[Exercise description]: Locate each line with the string "title" in the listing below and copy it.

__________

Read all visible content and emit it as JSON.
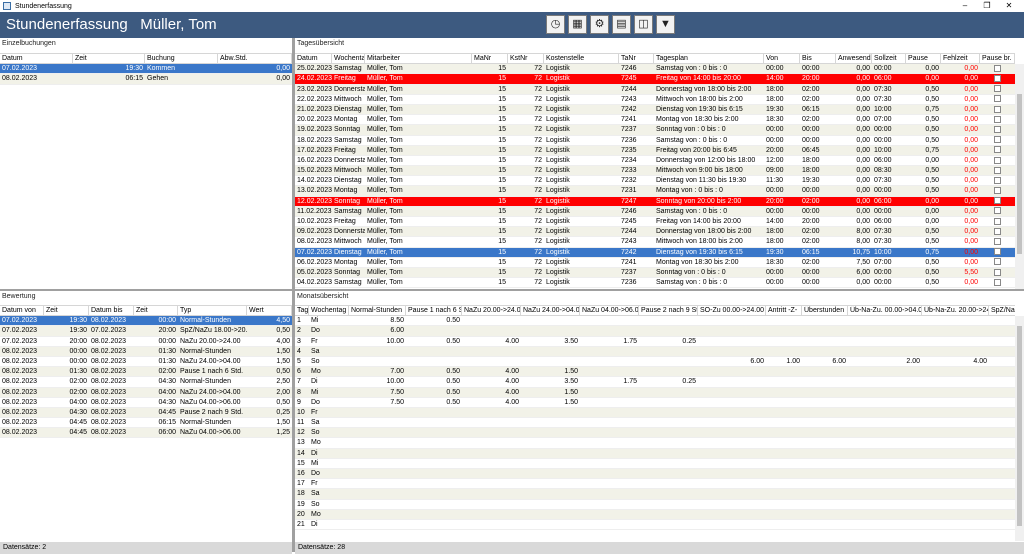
{
  "window": {
    "title": "Stundenerfassung"
  },
  "header": {
    "title": "Stundenerfassung   Müller, Tom"
  },
  "toolbar": {
    "icons": [
      "clock-icon",
      "calendar-icon",
      "settings-icon",
      "calculator-icon",
      "report-icon",
      "filter-icon"
    ]
  },
  "einzelbuchungen": {
    "title": "Einzelbuchungen",
    "columns": [
      "Datum",
      "Zeit",
      "Buchung",
      "Abw.Std."
    ],
    "rows": [
      [
        "07.02.2023",
        "19:30",
        "Kommen",
        "0,00"
      ],
      [
        "08.02.2023",
        "06:15",
        "Gehen",
        "0,00"
      ]
    ]
  },
  "tagesuebersicht": {
    "title": "Tagesübersicht",
    "columns": [
      "Datum",
      "Wochentag",
      "Mitarbeiter",
      "MaNr",
      "KstNr",
      "Kostenstelle",
      "TaNr",
      "Tagesplan",
      "Von",
      "Bis",
      "Anwesend",
      "Sollzeit",
      "Pause",
      "Fehlzeit",
      "Pause br."
    ],
    "rows": [
      [
        "25.02.2023",
        "Samstag",
        "Müller, Tom",
        "15",
        "72",
        "Logistik",
        "7246",
        "Samstag von  : 0 bis  : 0",
        "00:00",
        "00:00",
        "0,00",
        "00:00",
        "0,00",
        "0,00"
      ],
      [
        "24.02.2023",
        "Freitag",
        "Müller, Tom",
        "15",
        "72",
        "Logistik",
        "7245",
        "Freitag von 14:00 bis 20:00",
        "14:00",
        "20:00",
        "0,00",
        "06:00",
        "0,00",
        "0,00"
      ],
      [
        "23.02.2023",
        "Donnerstag",
        "Müller, Tom",
        "15",
        "72",
        "Logistik",
        "7244",
        "Donnerstag von 18:00 bis  2:00",
        "18:00",
        "02:00",
        "0,00",
        "07:30",
        "0,50",
        "0,00"
      ],
      [
        "22.02.2023",
        "Mittwoch",
        "Müller, Tom",
        "15",
        "72",
        "Logistik",
        "7243",
        "Mittwoch von 18:00 bis  2:00",
        "18:00",
        "02:00",
        "0,00",
        "07:30",
        "0,50",
        "0,00"
      ],
      [
        "21.02.2023",
        "Dienstag",
        "Müller, Tom",
        "15",
        "72",
        "Logistik",
        "7242",
        "Dienstag von 19:30 bis  6:15",
        "19:30",
        "06:15",
        "0,00",
        "10:00",
        "0,75",
        "0,00"
      ],
      [
        "20.02.2023",
        "Montag",
        "Müller, Tom",
        "15",
        "72",
        "Logistik",
        "7241",
        "Montag von 18:30 bis  2:00",
        "18:30",
        "02:00",
        "0,00",
        "07:00",
        "0,50",
        "0,00"
      ],
      [
        "19.02.2023",
        "Sonntag",
        "Müller, Tom",
        "15",
        "72",
        "Logistik",
        "7237",
        "Sonntag von  : 0 bis  : 0",
        "00:00",
        "00:00",
        "0,00",
        "00:00",
        "0,50",
        "0,00"
      ],
      [
        "18.02.2023",
        "Samstag",
        "Müller, Tom",
        "15",
        "72",
        "Logistik",
        "7236",
        "Samstag von  : 0 bis  : 0",
        "00:00",
        "00:00",
        "0,00",
        "00:00",
        "0,50",
        "0,00"
      ],
      [
        "17.02.2023",
        "Freitag",
        "Müller, Tom",
        "15",
        "72",
        "Logistik",
        "7235",
        "Freitag von 20:00 bis  6:45",
        "20:00",
        "06:45",
        "0,00",
        "10:00",
        "0,75",
        "0,00"
      ],
      [
        "16.02.2023",
        "Donnerstag",
        "Müller, Tom",
        "15",
        "72",
        "Logistik",
        "7234",
        "Donnerstag von 12:00 bis 18:00",
        "12:00",
        "18:00",
        "0,00",
        "06:00",
        "0,00",
        "0,00"
      ],
      [
        "15.02.2023",
        "Mittwoch",
        "Müller, Tom",
        "15",
        "72",
        "Logistik",
        "7233",
        "Mittwoch von  9:00 bis 18:00",
        "09:00",
        "18:00",
        "0,00",
        "08:30",
        "0,50",
        "0,00"
      ],
      [
        "14.02.2023",
        "Dienstag",
        "Müller, Tom",
        "15",
        "72",
        "Logistik",
        "7232",
        "Dienstag von 11:30 bis 19:30",
        "11:30",
        "19:30",
        "0,00",
        "07:30",
        "0,50",
        "0,00"
      ],
      [
        "13.02.2023",
        "Montag",
        "Müller, Tom",
        "15",
        "72",
        "Logistik",
        "7231",
        "Montag von  : 0 bis  : 0",
        "00:00",
        "00:00",
        "0,00",
        "00:00",
        "0,50",
        "0,00"
      ],
      [
        "12.02.2023",
        "Sonntag",
        "Müller, Tom",
        "15",
        "72",
        "Logistik",
        "7247",
        "Sonntag von 20:00 bis  2:00",
        "20:00",
        "02:00",
        "0,00",
        "06:00",
        "0,00",
        "0,00"
      ],
      [
        "11.02.2023",
        "Samstag",
        "Müller, Tom",
        "15",
        "72",
        "Logistik",
        "7246",
        "Samstag von  : 0 bis  : 0",
        "00:00",
        "00:00",
        "0,00",
        "00:00",
        "0,00",
        "0,00"
      ],
      [
        "10.02.2023",
        "Freitag",
        "Müller, Tom",
        "15",
        "72",
        "Logistik",
        "7245",
        "Freitag von 14:00 bis 20:00",
        "14:00",
        "20:00",
        "0,00",
        "06:00",
        "0,00",
        "0,00"
      ],
      [
        "09.02.2023",
        "Donnerstag",
        "Müller, Tom",
        "15",
        "72",
        "Logistik",
        "7244",
        "Donnerstag von 18:00 bis  2:00",
        "18:00",
        "02:00",
        "8,00",
        "07:30",
        "0,50",
        "0,00"
      ],
      [
        "08.02.2023",
        "Mittwoch",
        "Müller, Tom",
        "15",
        "72",
        "Logistik",
        "7243",
        "Mittwoch von 18:00 bis  2:00",
        "18:00",
        "02:00",
        "8,00",
        "07:30",
        "0,50",
        "0,00"
      ],
      [
        "07.02.2023",
        "Dienstag",
        "Müller, Tom",
        "15",
        "72",
        "Logistik",
        "7242",
        "Dienstag von 19:30 bis  6:15",
        "19:30",
        "06:15",
        "10,75",
        "10:00",
        "0,75",
        "0,00"
      ],
      [
        "06.02.2023",
        "Montag",
        "Müller, Tom",
        "15",
        "72",
        "Logistik",
        "7241",
        "Montag von 18:30 bis  2:00",
        "18:30",
        "02:00",
        "7,50",
        "07:00",
        "0,50",
        "0,00"
      ],
      [
        "05.02.2023",
        "Sonntag",
        "Müller, Tom",
        "15",
        "72",
        "Logistik",
        "7237",
        "Sonntag von  : 0 bis  : 0",
        "00:00",
        "00:00",
        "6,00",
        "00:00",
        "0,50",
        "5,50"
      ],
      [
        "04.02.2023",
        "Samstag",
        "Müller, Tom",
        "15",
        "72",
        "Logistik",
        "7236",
        "Samstag von  : 0 bis  : 0",
        "00:00",
        "00:00",
        "0,00",
        "00:00",
        "0,50",
        "0,00"
      ]
    ]
  },
  "bewertung": {
    "title": "Bewertung",
    "columns": [
      "Datum von",
      "Zeit",
      "Datum bis",
      "Zeit",
      "Typ",
      "Wert"
    ],
    "rows": [
      [
        "07.02.2023",
        "19:30",
        "08.02.2023",
        "00:00",
        "Normal-Stunden",
        "4,50"
      ],
      [
        "07.02.2023",
        "19:30",
        "07.02.2023",
        "20:00",
        "SpZ/NaZu 18.00->20.0",
        "0,50"
      ],
      [
        "07.02.2023",
        "20:00",
        "08.02.2023",
        "00:00",
        "NaZu  20.00->24.00",
        "4,00"
      ],
      [
        "08.02.2023",
        "00:00",
        "08.02.2023",
        "01:30",
        "Normal-Stunden",
        "1,50"
      ],
      [
        "08.02.2023",
        "00:00",
        "08.02.2023",
        "01:30",
        "NaZu 24.00->04.00",
        "1,50"
      ],
      [
        "08.02.2023",
        "01:30",
        "08.02.2023",
        "02:00",
        "Pause 1 nach 6 Std.",
        "0,50"
      ],
      [
        "08.02.2023",
        "02:00",
        "08.02.2023",
        "04:30",
        "Normal-Stunden",
        "2,50"
      ],
      [
        "08.02.2023",
        "02:00",
        "08.02.2023",
        "04:00",
        "NaZu 24.00->04.00",
        "2,00"
      ],
      [
        "08.02.2023",
        "04:00",
        "08.02.2023",
        "04:30",
        "NaZu 04.00->06.00",
        "0,50"
      ],
      [
        "08.02.2023",
        "04:30",
        "08.02.2023",
        "04:45",
        "Pause 2 nach 9 Std.",
        "0,25"
      ],
      [
        "08.02.2023",
        "04:45",
        "08.02.2023",
        "06:15",
        "Normal-Stunden",
        "1,50"
      ],
      [
        "08.02.2023",
        "04:45",
        "08.02.2023",
        "06:00",
        "NaZu 04.00->06.00",
        "1,25"
      ]
    ]
  },
  "monatsuebersicht": {
    "title": "Monatsübersicht",
    "columns": [
      "Tag",
      "Wochentag",
      "Normal-Stunden",
      "Pause 1 nach 6 Std.",
      "NaZu  20.00->24.00",
      "NaZu 24.00->04.00",
      "NaZu 04.00->06.00",
      "Pause 2 nach 9 Std.",
      "SO-Zu  00.00->24.00",
      "Antritt -Z-",
      "Überstunden",
      "Üb-Na-Zu. 00.00->04.00",
      "Üb-Na-Zu. 20.00->24.00",
      "SpZ/NaZu"
    ],
    "rows": [
      [
        "1",
        "Mi",
        "8.50",
        "0.50",
        "",
        "",
        "",
        "",
        "",
        "",
        "",
        "",
        "",
        ""
      ],
      [
        "2",
        "Do",
        "6.00",
        "",
        "",
        "",
        "",
        "",
        "",
        "",
        "",
        "",
        "",
        ""
      ],
      [
        "3",
        "Fr",
        "10.00",
        "0.50",
        "4.00",
        "3.50",
        "1.75",
        "0.25",
        "",
        "",
        "",
        "",
        "",
        ""
      ],
      [
        "4",
        "Sa",
        "",
        "",
        "",
        "",
        "",
        "",
        "",
        "",
        "",
        "",
        "",
        ""
      ],
      [
        "5",
        "So",
        "",
        "",
        "",
        "",
        "",
        "",
        "6.00",
        "1.00",
        "6.00",
        "2.00",
        "4.00",
        ""
      ],
      [
        "6",
        "Mo",
        "7.00",
        "0.50",
        "4.00",
        "1.50",
        "",
        "",
        "",
        "",
        "",
        "",
        "",
        ""
      ],
      [
        "7",
        "Di",
        "10.00",
        "0.50",
        "4.00",
        "3.50",
        "1.75",
        "0.25",
        "",
        "",
        "",
        "",
        "",
        ""
      ],
      [
        "8",
        "Mi",
        "7.50",
        "0.50",
        "4.00",
        "1.50",
        "",
        "",
        "",
        "",
        "",
        "",
        "",
        ""
      ],
      [
        "9",
        "Do",
        "7.50",
        "0.50",
        "4.00",
        "1.50",
        "",
        "",
        "",
        "",
        "",
        "",
        "",
        ""
      ],
      [
        "10",
        "Fr",
        "",
        "",
        "",
        "",
        "",
        "",
        "",
        "",
        "",
        "",
        "",
        ""
      ],
      [
        "11",
        "Sa",
        "",
        "",
        "",
        "",
        "",
        "",
        "",
        "",
        "",
        "",
        "",
        ""
      ],
      [
        "12",
        "So",
        "",
        "",
        "",
        "",
        "",
        "",
        "",
        "",
        "",
        "",
        "",
        ""
      ],
      [
        "13",
        "Mo",
        "",
        "",
        "",
        "",
        "",
        "",
        "",
        "",
        "",
        "",
        "",
        ""
      ],
      [
        "14",
        "Di",
        "",
        "",
        "",
        "",
        "",
        "",
        "",
        "",
        "",
        "",
        "",
        ""
      ],
      [
        "15",
        "Mi",
        "",
        "",
        "",
        "",
        "",
        "",
        "",
        "",
        "",
        "",
        "",
        ""
      ],
      [
        "16",
        "Do",
        "",
        "",
        "",
        "",
        "",
        "",
        "",
        "",
        "",
        "",
        "",
        ""
      ],
      [
        "17",
        "Fr",
        "",
        "",
        "",
        "",
        "",
        "",
        "",
        "",
        "",
        "",
        "",
        ""
      ],
      [
        "18",
        "Sa",
        "",
        "",
        "",
        "",
        "",
        "",
        "",
        "",
        "",
        "",
        "",
        ""
      ],
      [
        "19",
        "So",
        "",
        "",
        "",
        "",
        "",
        "",
        "",
        "",
        "",
        "",
        "",
        ""
      ],
      [
        "20",
        "Mo",
        "",
        "",
        "",
        "",
        "",
        "",
        "",
        "",
        "",
        "",
        "",
        ""
      ],
      [
        "21",
        "Di",
        "",
        "",
        "",
        "",
        "",
        "",
        "",
        "",
        "",
        "",
        "",
        ""
      ]
    ]
  },
  "footer": {
    "left": "Datensätze:  2",
    "right": "Datensätze:  28"
  }
}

__________

[Result]:
    "title": "Stundenerfassung"
    "title": "Stundenerfassung   Müller, Tom"
    "title": "Einzelbuchungen",
    "title": "Tagesübersicht",
    "title": "Bewertung",
    "title": "Monatsübersicht",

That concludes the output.